What you should do: List every line in this data where the string "委员在身边" occurs.

Information shown:
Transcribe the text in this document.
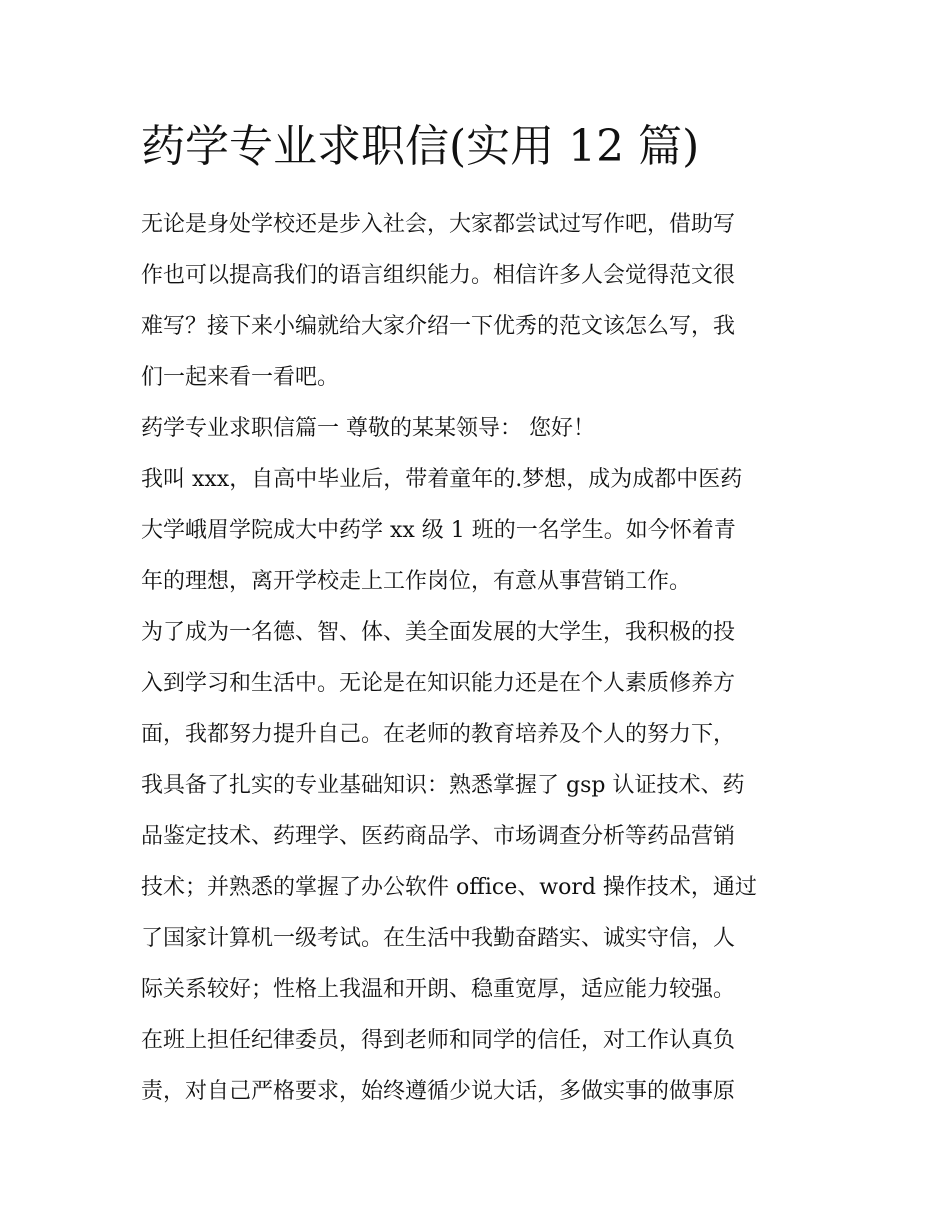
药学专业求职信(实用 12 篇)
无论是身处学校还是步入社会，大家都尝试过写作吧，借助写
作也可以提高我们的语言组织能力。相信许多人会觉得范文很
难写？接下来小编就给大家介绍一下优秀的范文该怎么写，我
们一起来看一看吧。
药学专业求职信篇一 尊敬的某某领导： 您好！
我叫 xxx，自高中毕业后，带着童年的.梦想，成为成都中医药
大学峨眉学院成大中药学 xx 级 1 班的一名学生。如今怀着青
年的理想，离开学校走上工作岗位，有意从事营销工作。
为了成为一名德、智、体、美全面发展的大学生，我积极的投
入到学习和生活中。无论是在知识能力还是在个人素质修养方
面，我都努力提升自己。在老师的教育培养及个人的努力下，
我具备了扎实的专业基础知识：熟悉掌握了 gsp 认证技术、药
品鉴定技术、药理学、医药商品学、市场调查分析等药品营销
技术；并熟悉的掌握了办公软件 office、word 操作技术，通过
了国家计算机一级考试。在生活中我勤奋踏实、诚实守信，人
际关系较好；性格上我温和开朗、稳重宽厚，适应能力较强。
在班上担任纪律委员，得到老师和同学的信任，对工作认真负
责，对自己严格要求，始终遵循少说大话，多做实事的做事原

--

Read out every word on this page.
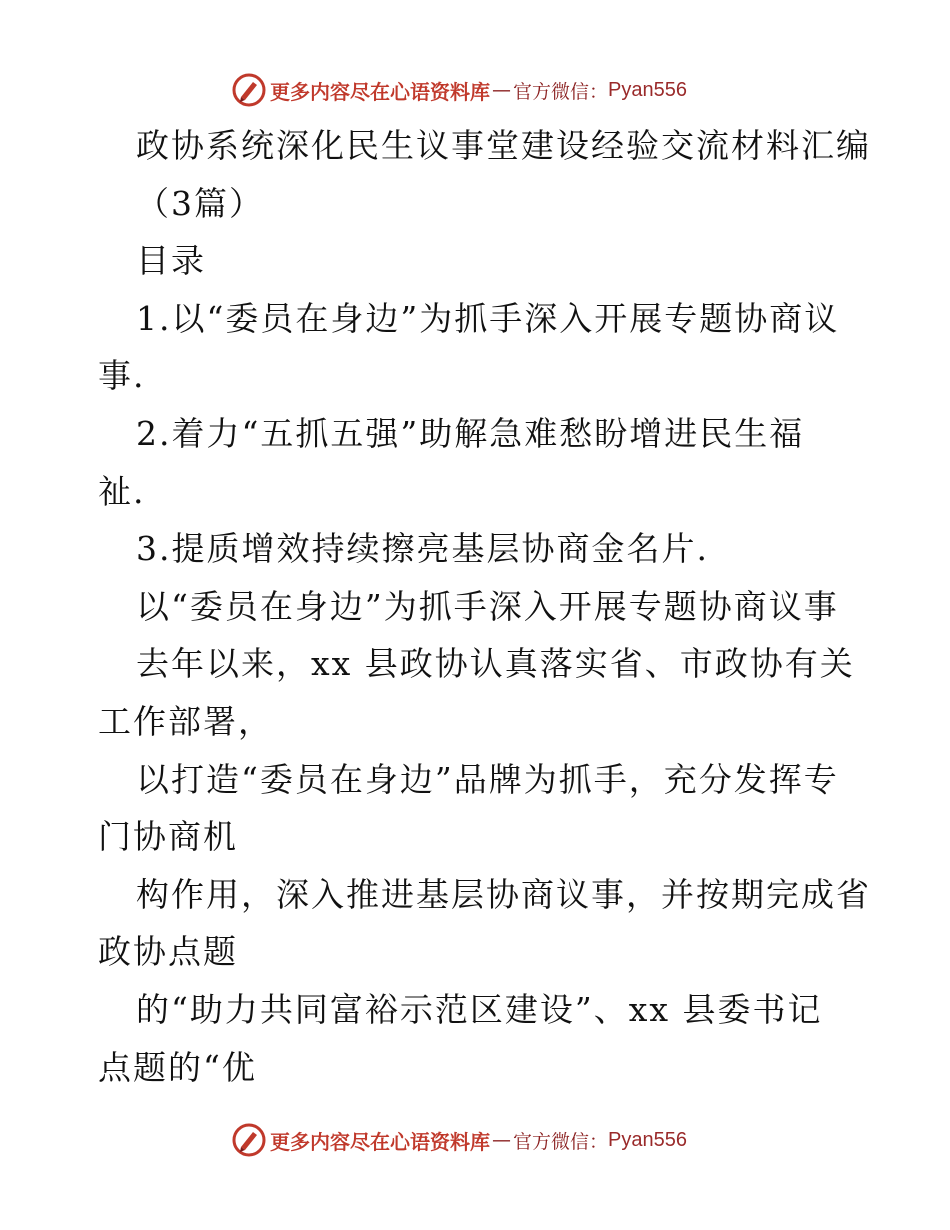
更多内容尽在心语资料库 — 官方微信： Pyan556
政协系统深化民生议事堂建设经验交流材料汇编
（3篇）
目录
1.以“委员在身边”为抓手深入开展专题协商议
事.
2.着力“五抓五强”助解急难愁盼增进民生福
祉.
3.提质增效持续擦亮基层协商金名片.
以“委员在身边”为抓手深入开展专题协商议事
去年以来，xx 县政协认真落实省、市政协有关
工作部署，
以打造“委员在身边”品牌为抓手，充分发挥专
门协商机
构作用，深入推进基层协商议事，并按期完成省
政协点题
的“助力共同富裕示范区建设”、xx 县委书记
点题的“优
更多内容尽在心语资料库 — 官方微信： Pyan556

Complete answer:
1.以“委员在身边”为抓手深入开展专题协商议
以“委员在身边”为抓手深入开展专题协商议事
以打造“委员在身边”品牌为抓手，充分发挥专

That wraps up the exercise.